| OBJECTIVE |
Copy out each line below that has the word "перечня" in it.

| RECORDS FOR THIS TASK |
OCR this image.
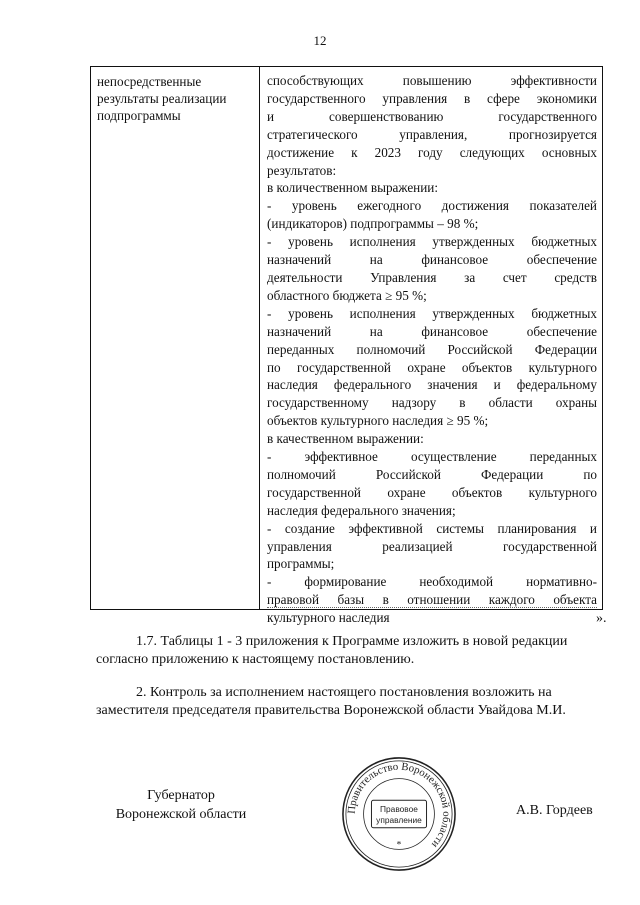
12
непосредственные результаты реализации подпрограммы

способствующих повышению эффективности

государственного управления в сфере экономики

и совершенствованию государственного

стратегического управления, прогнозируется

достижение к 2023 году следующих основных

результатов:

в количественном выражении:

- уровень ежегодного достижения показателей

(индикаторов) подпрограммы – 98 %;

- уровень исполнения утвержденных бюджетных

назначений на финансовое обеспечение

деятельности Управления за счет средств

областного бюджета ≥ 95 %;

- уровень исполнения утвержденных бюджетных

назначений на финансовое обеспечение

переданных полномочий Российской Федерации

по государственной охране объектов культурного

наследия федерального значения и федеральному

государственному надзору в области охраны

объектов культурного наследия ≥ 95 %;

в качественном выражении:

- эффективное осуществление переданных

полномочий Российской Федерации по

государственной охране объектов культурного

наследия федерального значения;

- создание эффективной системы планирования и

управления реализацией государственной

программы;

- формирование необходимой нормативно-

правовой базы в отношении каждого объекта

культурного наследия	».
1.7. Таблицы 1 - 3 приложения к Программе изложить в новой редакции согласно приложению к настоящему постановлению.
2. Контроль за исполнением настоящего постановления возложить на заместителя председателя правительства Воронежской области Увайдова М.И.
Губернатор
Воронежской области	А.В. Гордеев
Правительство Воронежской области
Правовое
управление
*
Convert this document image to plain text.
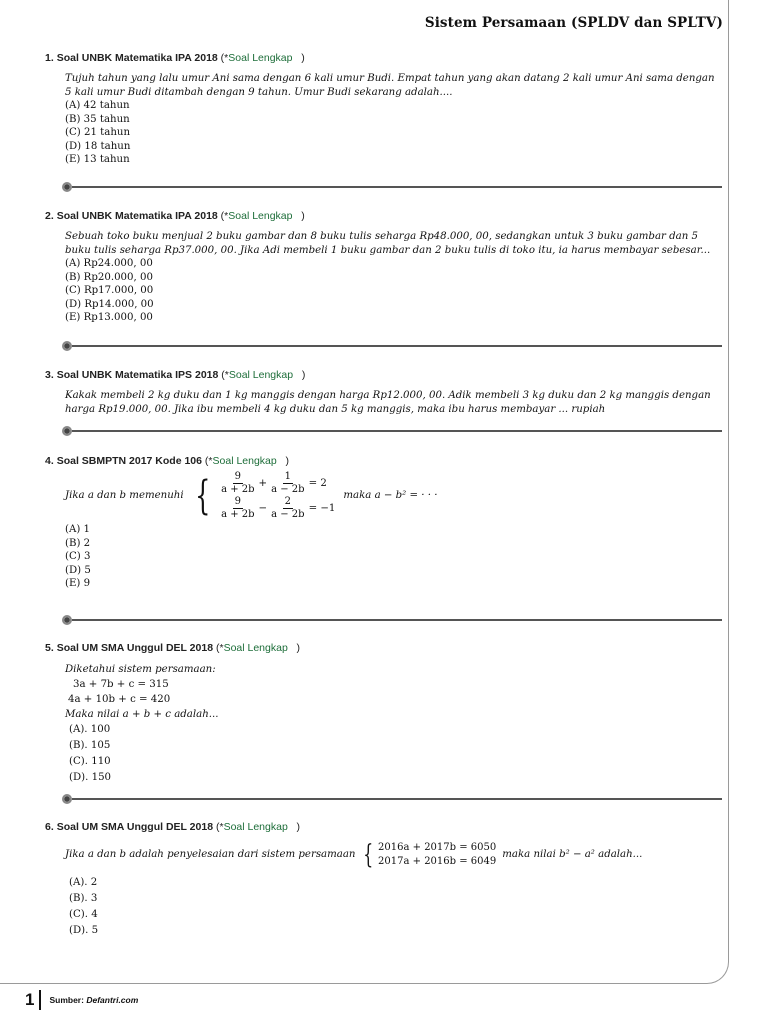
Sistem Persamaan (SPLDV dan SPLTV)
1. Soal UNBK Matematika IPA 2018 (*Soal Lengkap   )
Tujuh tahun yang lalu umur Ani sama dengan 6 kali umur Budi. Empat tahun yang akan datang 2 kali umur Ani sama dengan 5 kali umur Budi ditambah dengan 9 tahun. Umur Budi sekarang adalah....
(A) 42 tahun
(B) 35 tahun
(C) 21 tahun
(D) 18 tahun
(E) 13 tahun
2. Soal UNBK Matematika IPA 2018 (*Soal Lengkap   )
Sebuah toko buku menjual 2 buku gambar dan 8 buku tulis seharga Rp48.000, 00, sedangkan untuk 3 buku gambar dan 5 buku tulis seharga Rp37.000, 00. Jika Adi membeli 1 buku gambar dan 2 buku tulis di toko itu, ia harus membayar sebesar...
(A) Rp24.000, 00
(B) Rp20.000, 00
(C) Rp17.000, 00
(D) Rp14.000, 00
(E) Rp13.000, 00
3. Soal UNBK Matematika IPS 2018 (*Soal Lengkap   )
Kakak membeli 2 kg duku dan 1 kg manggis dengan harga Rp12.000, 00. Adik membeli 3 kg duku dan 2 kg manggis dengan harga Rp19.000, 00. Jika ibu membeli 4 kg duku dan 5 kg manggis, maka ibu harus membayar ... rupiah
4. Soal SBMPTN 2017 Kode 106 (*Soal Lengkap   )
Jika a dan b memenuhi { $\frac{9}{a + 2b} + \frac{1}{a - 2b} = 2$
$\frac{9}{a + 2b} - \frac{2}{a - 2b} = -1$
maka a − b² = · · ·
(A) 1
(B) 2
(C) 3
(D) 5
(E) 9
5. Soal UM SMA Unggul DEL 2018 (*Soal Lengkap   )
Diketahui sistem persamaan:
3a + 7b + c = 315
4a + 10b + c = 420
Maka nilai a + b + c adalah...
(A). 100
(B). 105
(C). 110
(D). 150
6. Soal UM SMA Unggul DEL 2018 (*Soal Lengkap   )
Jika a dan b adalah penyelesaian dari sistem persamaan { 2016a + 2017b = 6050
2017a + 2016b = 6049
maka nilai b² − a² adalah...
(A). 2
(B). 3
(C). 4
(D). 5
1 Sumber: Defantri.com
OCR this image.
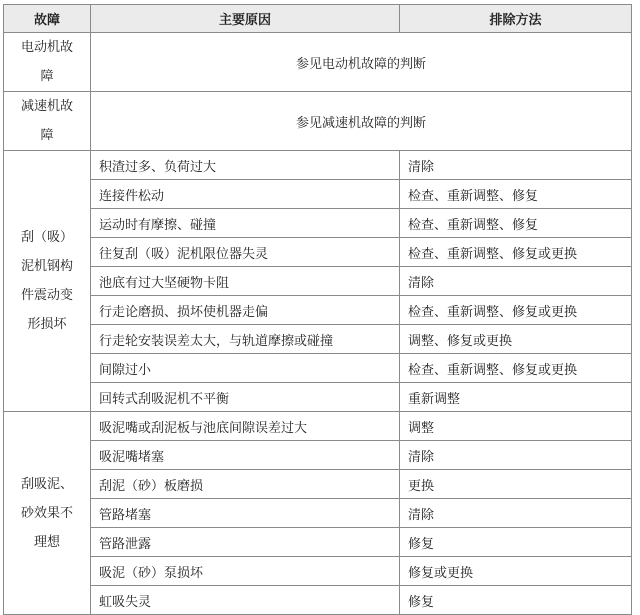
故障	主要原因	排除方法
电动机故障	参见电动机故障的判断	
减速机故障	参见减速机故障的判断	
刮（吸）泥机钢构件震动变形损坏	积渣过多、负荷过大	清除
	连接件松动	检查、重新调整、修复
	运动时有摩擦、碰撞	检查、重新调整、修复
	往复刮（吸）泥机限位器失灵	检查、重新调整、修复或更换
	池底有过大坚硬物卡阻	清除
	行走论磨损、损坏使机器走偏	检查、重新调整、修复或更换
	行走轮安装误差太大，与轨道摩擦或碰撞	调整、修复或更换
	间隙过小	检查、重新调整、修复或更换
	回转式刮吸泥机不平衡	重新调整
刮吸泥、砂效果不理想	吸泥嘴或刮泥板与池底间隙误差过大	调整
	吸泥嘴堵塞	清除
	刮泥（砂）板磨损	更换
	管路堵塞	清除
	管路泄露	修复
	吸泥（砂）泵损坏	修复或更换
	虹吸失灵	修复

--

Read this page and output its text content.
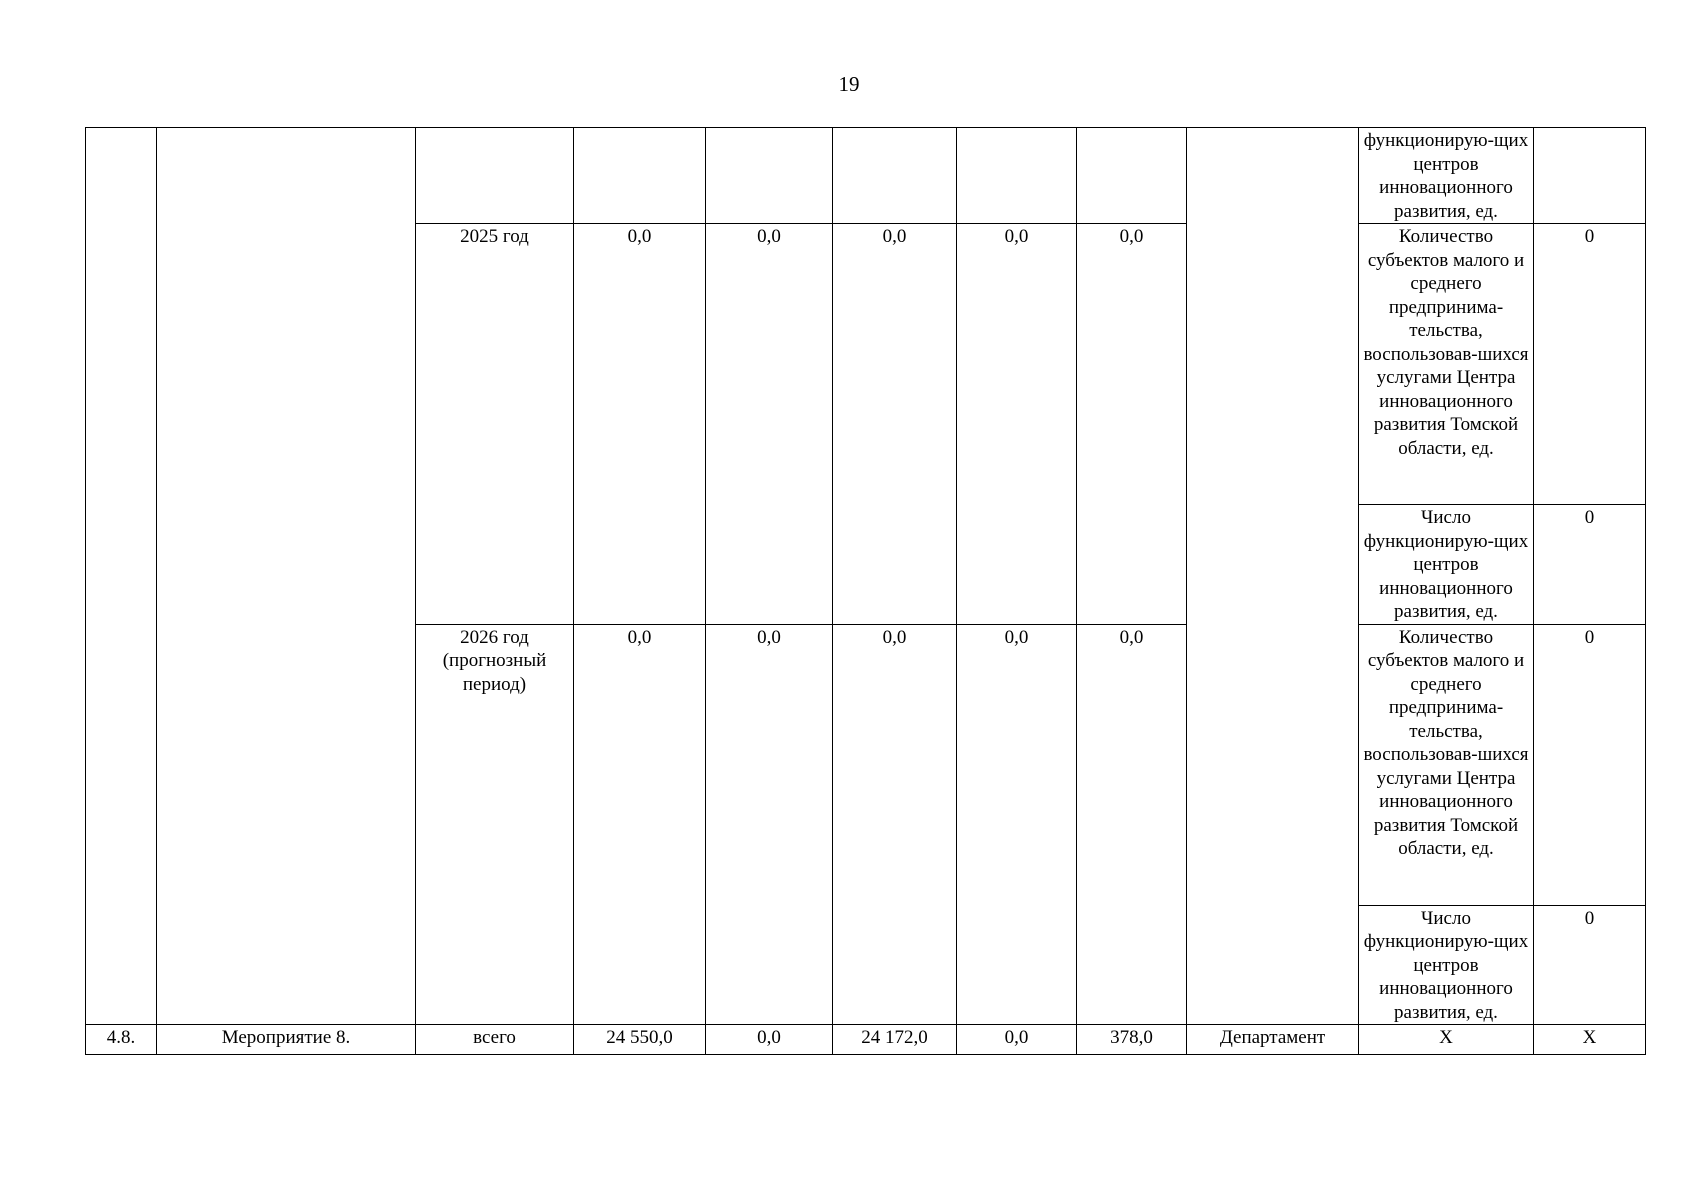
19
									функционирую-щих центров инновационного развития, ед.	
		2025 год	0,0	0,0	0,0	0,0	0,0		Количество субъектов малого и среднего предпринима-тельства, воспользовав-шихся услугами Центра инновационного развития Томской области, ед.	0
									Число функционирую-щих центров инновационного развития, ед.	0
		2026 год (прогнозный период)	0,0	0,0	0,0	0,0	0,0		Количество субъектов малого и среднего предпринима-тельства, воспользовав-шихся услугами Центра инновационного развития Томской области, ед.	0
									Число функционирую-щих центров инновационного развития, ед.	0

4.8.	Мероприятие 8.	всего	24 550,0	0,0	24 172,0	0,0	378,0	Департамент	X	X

--

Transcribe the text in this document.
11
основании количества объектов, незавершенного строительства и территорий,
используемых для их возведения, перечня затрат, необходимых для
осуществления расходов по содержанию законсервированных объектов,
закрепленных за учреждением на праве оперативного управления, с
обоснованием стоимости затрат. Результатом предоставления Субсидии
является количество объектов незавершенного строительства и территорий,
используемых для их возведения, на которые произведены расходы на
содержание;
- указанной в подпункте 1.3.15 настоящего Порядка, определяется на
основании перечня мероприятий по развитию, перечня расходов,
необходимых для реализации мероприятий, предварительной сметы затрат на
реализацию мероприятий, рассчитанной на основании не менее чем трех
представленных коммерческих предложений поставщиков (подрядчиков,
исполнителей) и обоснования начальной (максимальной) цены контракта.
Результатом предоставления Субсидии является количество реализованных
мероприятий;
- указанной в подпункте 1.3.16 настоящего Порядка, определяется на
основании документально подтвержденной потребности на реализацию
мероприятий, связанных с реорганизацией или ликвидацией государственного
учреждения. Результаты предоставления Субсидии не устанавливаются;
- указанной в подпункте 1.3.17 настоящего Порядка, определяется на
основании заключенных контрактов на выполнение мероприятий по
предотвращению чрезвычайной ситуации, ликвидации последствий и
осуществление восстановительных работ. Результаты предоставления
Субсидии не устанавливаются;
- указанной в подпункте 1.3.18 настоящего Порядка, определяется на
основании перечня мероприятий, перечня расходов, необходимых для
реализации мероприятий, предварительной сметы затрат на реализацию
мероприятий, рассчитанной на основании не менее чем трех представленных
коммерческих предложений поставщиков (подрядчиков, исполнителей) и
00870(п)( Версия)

| PROBLEM SOLUTION |
используемых для их возведения, перечня затрат, необходимых для
основании перечня мероприятий по развитию, перечня расходов,
основании перечня мероприятий, перечня расходов, необходимых для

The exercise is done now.